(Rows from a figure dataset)
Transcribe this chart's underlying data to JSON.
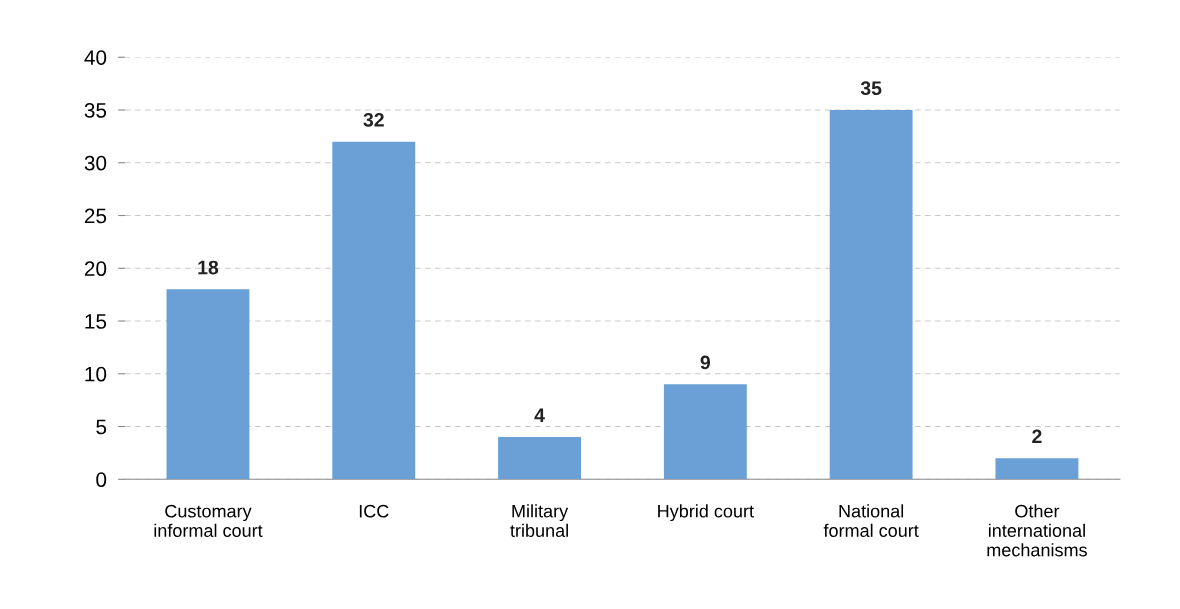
{
  "chart_data": {
    "type": "bar",
    "categories": [
      "Customary\ninformal court",
      "ICC",
      "Military\ntribunal",
      "Hybrid court",
      "National\nformal court",
      "Other\ninternational\nmechanisms"
    ],
    "values": [
      18,
      32,
      4,
      9,
      35,
      2
    ],
    "color": "#6aa0d6",
    "ylim": [
      0,
      40
    ],
    "yticks": [
      0,
      5,
      10,
      15,
      20,
      25,
      30,
      35,
      40
    ],
    "grid": "y",
    "data_labels": true
  }
}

- THE REQUEST
From the entries above, output every line exactly and omit any image.

- FINISHED TASK
Transcribe this chart's underlying data to JSON.
{
  "chart_data": {
    "type": "bar",
    "categories": [
      "Customary\ninformal court",
      "ICC",
      "Military\ntribunal",
      "Hybrid court",
      "National\nformal court",
      "Other\ninternational\nmechanisms"
    ],
    "values": [
      18,
      32,
      4,
      9,
      35,
      2
    ],
    "color": "#6aa0d6",
    "ylim": [
      0,
      40
    ],
    "yticks": [
      0,
      5,
      10,
      15,
      20,
      25,
      30,
      35,
      40
    ],
    "grid": "y",
    "data_labels": true
  }
}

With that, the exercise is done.